==== Data supplied
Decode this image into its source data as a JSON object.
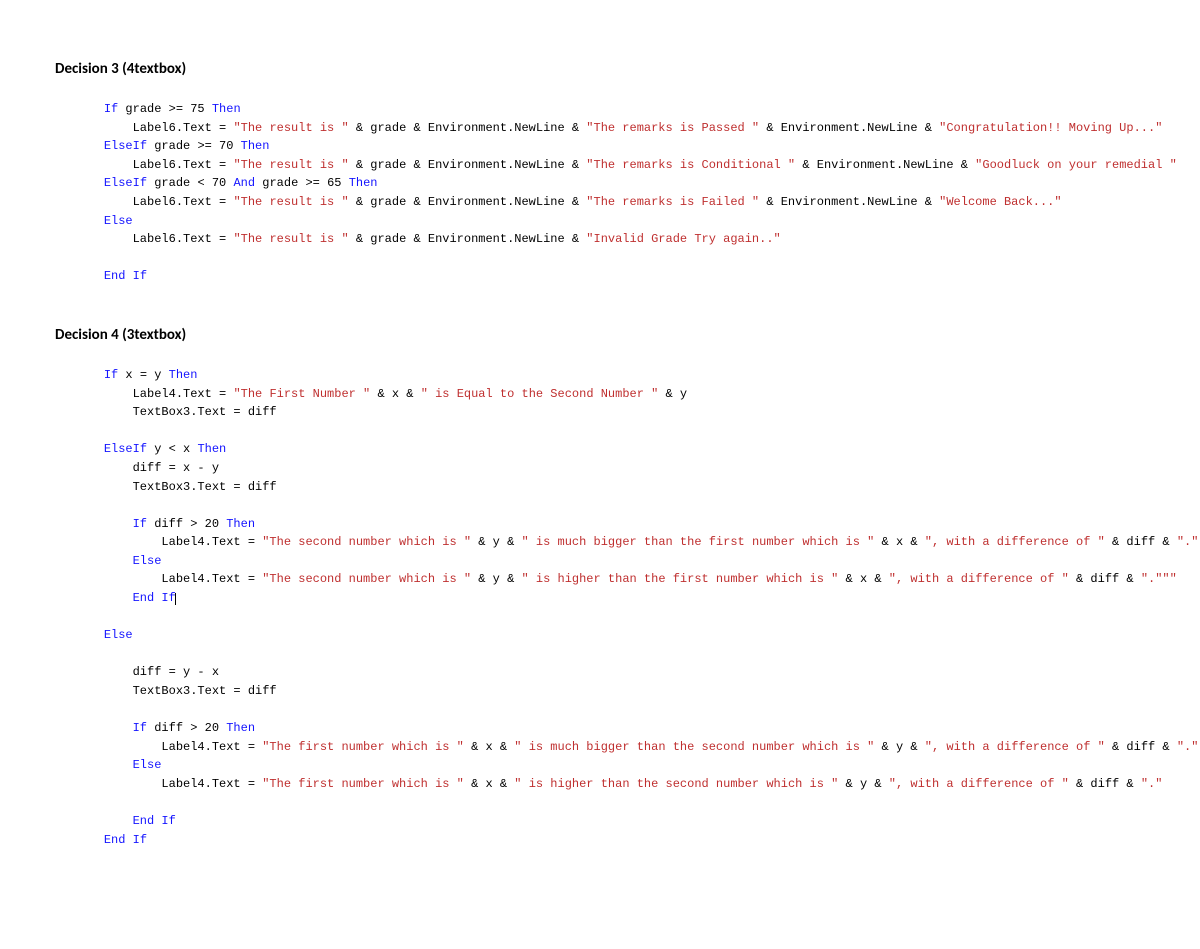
{
  "headings": {
    "h1": "Decision 3 (4textbox)",
    "h2": "Decision 4 (3textbox)"
  },
  "code3": {
    "if1": "If",
    "cond1": " grade >= 75 ",
    "then": "Then",
    "l1a": "        Label6.Text = ",
    "s1a": "\"The result is \"",
    "mid1": " & grade & Environment.NewLine & ",
    "s1b": "\"The remarks is Passed \"",
    "mid1b": " & Environment.NewLine & ",
    "s1c": "\"Congratulation!! Moving Up...\"",
    "elif1": "ElseIf",
    "cond2": " grade >= 70 ",
    "l2a": "        Label6.Text = ",
    "s2a": "\"The result is \"",
    "mid2": " & grade & Environment.NewLine & ",
    "s2b": "\"The remarks is Conditional \"",
    "mid2b": " & Environment.NewLine & ",
    "s2c": "\"Goodluck on your remedial \"",
    "elif2": "ElseIf",
    "cond3a": " grade < 70 ",
    "and": "And",
    "cond3b": " grade >= 65 ",
    "l3a": "        Label6.Text = ",
    "s3a": "\"The result is \"",
    "mid3": " & grade & Environment.NewLine & ",
    "s3b": "\"The remarks is Failed \"",
    "mid3b": " & Environment.NewLine & ",
    "s3c": "\"Welcome Back...\"",
    "else": "Else",
    "l4a": "        Label6.Text = ",
    "s4a": "\"The result is \"",
    "mid4": " & grade & Environment.NewLine & ",
    "s4b": "\"Invalid Grade Try again..\"",
    "endif": "End If"
  },
  "code4": {
    "if1": "If",
    "cond1": " x = y ",
    "then": "Then",
    "l1": "        Label4.Text = ",
    "s1a": "\"The First Number \"",
    "m1a": " & x & ",
    "s1b": "\" is Equal to the Second Number \"",
    "m1b": " & y",
    "l2": "        TextBox3.Text = diff",
    "elif": "ElseIf",
    "cond2": " y < x ",
    "l3": "        diff = x - y",
    "l4": "        TextBox3.Text = diff",
    "if2": "If",
    "cond3": " diff > 20 ",
    "l5": "            Label4.Text = ",
    "s5a": "\"The second number which is \"",
    "m5a": " & y & ",
    "s5b": "\" is much bigger than the first number which is \"",
    "m5b": " & x & ",
    "s5c": "\", with a difference of \"",
    "m5c": " & diff & ",
    "s5d": "\".\"",
    "else1": "Else",
    "l6": "            Label4.Text = ",
    "s6a": "\"The second number which is \"",
    "m6a": " & y & ",
    "s6b": "\" is higher than the first number which is \"",
    "m6b": " & x & ",
    "s6c": "\", with a difference of \"",
    "m6c": " & diff & ",
    "s6d": "\".\"\"\"",
    "endif1": "End If",
    "else2": "Else",
    "l7": "        diff = y - x",
    "l8": "        TextBox3.Text = diff",
    "if3": "If",
    "cond4": " diff > 20 ",
    "l9": "            Label4.Text = ",
    "s9a": "\"The first number which is \"",
    "m9a": " & x & ",
    "s9b": "\" is much bigger than the second number which is \"",
    "m9b": " & y & ",
    "s9c": "\", with a difference of \"",
    "m9c": " & diff & ",
    "s9d": "\".\"",
    "else3": "Else",
    "l10": "            Label4.Text = ",
    "s10a": "\"The first number which is \"",
    "m10a": " & x & ",
    "s10b": "\" is higher than the second number which is \"",
    "m10b": " & y & ",
    "s10c": "\", with a difference of \"",
    "m10c": " & diff & ",
    "s10d": "\".\"",
    "endif2": "End If",
    "endif3": "End If"
  }
}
========
#### Work to complete:
Which lines contain the word "NewLine"? Copy each of them.

#### In response:
    "mid1": " & grade & Environment.NewLine & ",
    "mid1b": " & Environment.NewLine & ",
    "mid2": " & grade & Environment.NewLine & ",
    "mid2b": " & Environment.NewLine & ",
    "mid3": " & grade & Environment.NewLine & ",
    "mid3b": " & Environment.NewLine & ",
    "mid4": " & grade & Environment.NewLine & ",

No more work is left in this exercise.